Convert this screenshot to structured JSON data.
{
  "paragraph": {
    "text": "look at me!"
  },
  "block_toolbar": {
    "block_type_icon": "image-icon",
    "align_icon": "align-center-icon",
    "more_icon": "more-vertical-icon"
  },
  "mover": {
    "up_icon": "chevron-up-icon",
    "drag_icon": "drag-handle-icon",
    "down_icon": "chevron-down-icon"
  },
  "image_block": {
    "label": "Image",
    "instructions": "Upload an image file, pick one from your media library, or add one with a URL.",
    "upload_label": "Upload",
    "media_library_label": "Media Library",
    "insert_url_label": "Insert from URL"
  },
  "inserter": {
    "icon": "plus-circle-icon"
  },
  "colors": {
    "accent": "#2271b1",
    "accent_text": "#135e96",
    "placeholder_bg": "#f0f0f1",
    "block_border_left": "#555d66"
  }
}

# # # # # # #

§ **Given problem**
Write out the complete set of records exactly as given.

§ **Worked answer**
Convert this screenshot to structured JSON data.
{
  "paragraph": {
    "text": "look at me!"
  },
  "block_toolbar": {
    "block_type_icon": "image-icon",
    "align_icon": "align-center-icon",
    "more_icon": "more-vertical-icon"
  },
  "mover": {
    "up_icon": "chevron-up-icon",
    "drag_icon": "drag-handle-icon",
    "down_icon": "chevron-down-icon"
  },
  "image_block": {
    "label": "Image",
    "instructions": "Upload an image file, pick one from your media library, or add one with a URL.",
    "upload_label": "Upload",
    "media_library_label": "Media Library",
    "insert_url_label": "Insert from URL"
  },
  "inserter": {
    "icon": "plus-circle-icon"
  },
  "colors": {
    "accent": "#2271b1",
    "accent_text": "#135e96",
    "placeholder_bg": "#f0f0f1",
    "block_border_left": "#555d66"
  }
}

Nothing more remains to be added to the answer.